-- Begin Input records --

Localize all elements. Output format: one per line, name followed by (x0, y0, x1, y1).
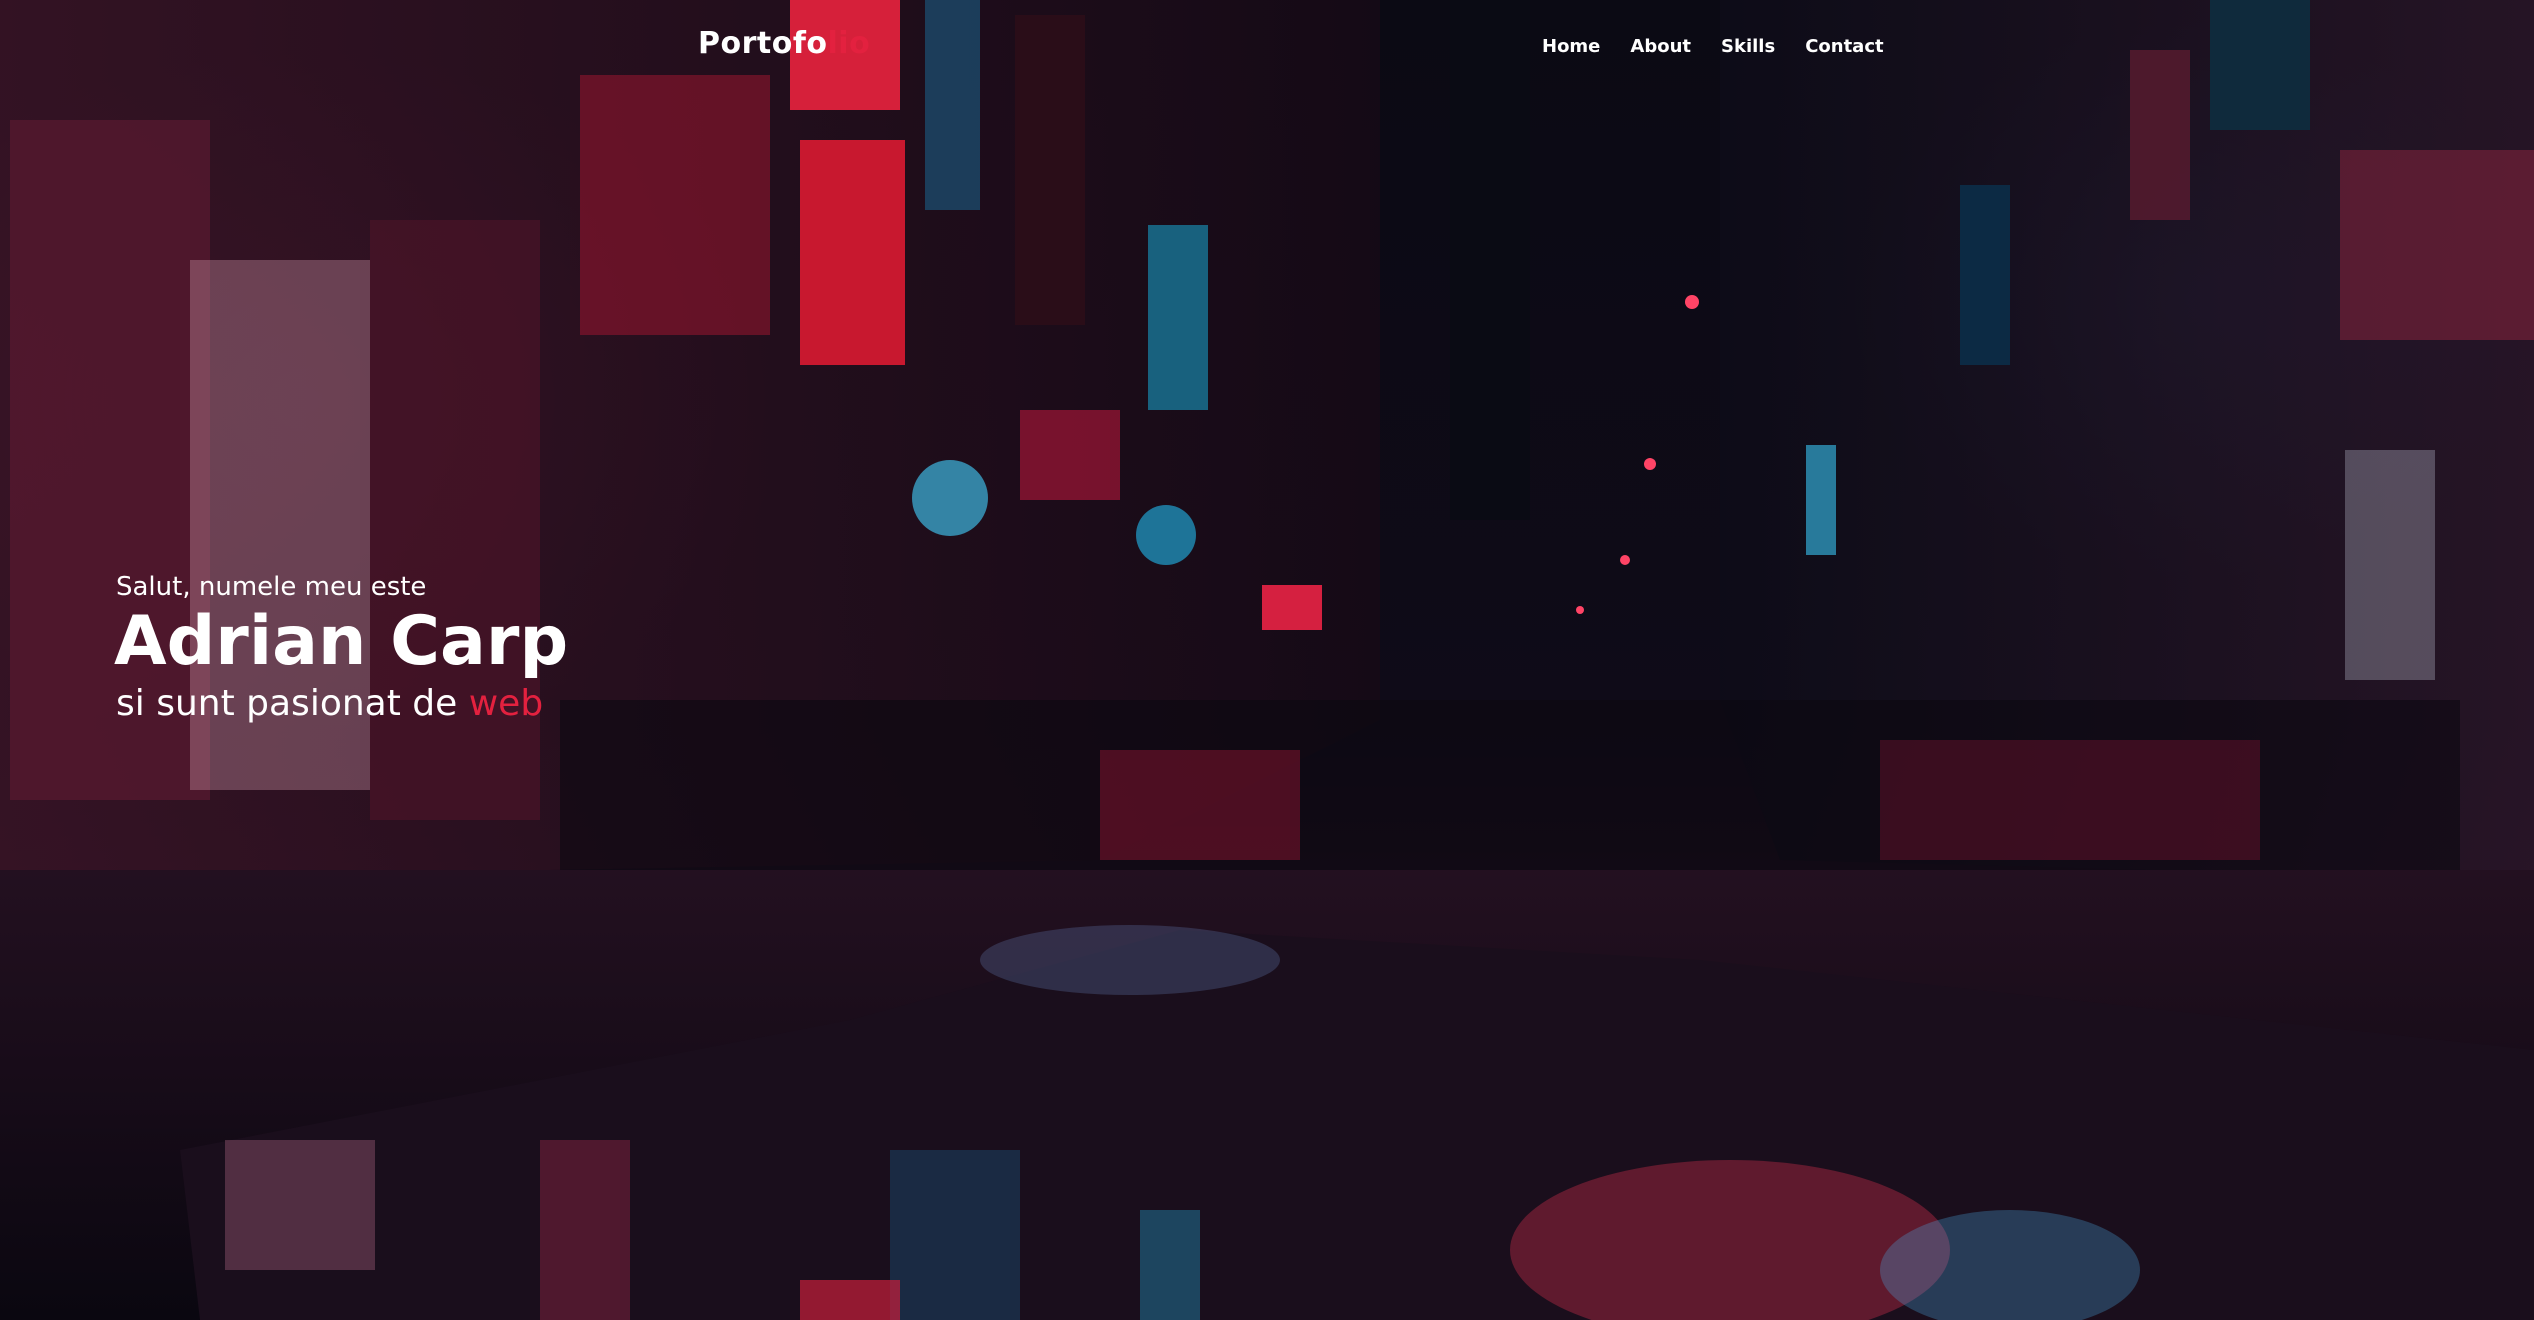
hero-greeting: Salut, numele meu este (116, 572, 427, 602)
hero-intro: Salut, numele meu este Adrian Carp si su… (114, 572, 569, 724)
nav-link-contact[interactable]: Contact (1805, 36, 1883, 57)
tagline-accent: web (468, 683, 544, 725)
nav-link-about[interactable]: About (1630, 36, 1691, 57)
nav-link-home[interactable]: Home (1542, 36, 1600, 57)
nav-item-skills: Skills (1721, 36, 1775, 57)
nav-item-contact: Contact (1805, 36, 1883, 57)
nav-item-about: About (1630, 36, 1691, 57)
brand-logo[interactable]: Portofolio (698, 26, 870, 61)
nav-menu: Home About Skills Contact (1542, 36, 1884, 57)
brand-text: Portofo (698, 26, 828, 61)
hero-tagline: si sunt pasionat de web (116, 683, 568, 724)
nav-link-skills[interactable]: Skills (1721, 36, 1775, 57)
nav-item-home: Home (1542, 36, 1600, 57)
brand-accent-text: lio (827, 26, 871, 61)
hero-name: Adrian Carp (114, 602, 569, 681)
navbar: Portofolio Home About Skills Contact (0, 0, 2534, 98)
tagline-prefix: si sunt pasionat de (116, 683, 469, 725)
hero-section: Portofolio Home About Skills Contact Sal… (0, 0, 2534, 1320)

-- End Input records --

→ Written exercise:
Convert every line of the items above into a JSON list of strings, one string per line, skipping blank lines and omitting the pictures.

→ Result below:
[
  "Localize all elements. Output format: one per line, name followed by (x0, y0, x1, y1).",
  "hero-greeting: Salut, numele meu este (116, 572, 427, 602)",
  "hero-intro: Salut, numele meu este Adrian Carp si su… (114, 572, 569, 724)",
  "nav-link-contact[interactable]: Contact (1805, 36, 1883, 57)",
  "tagline-accent: web (468, 683, 544, 725)",
  "nav-link-about[interactable]: About (1630, 36, 1691, 57)",
  "nav-link-home[interactable]: Home (1542, 36, 1600, 57)",
  "nav-item-skills: Skills (1721, 36, 1775, 57)",
  "nav-item-contact: Contact (1805, 36, 1883, 57)",
  "nav-item-about: About (1630, 36, 1691, 57)",
  "brand-logo[interactable]: Portofolio (698, 26, 870, 61)",
  "nav-menu: Home About Skills Contact (1542, 36, 1884, 57)",
  "brand-text: Portofo (698, 26, 828, 61)",
  "hero-tagline: si sunt pasionat de web (116, 683, 568, 724)",
  "nav-link-skills[interactable]: Skills (1721, 36, 1775, 57)",
  "nav-item-home: Home (1542, 36, 1600, 57)",
  "brand-accent-text: lio (827, 26, 871, 61)",
  "hero-name: Adrian Carp (114, 602, 569, 681)",
  "navbar: Portofolio Home About Skills Contact (0, 0, 2534, 98)",
  "tagline-prefix: si sunt pasionat de (116, 683, 469, 725)",
  "hero-section: Portofolio Home About Skills Contact Sal… (0, 0, 2534, 1320)"
]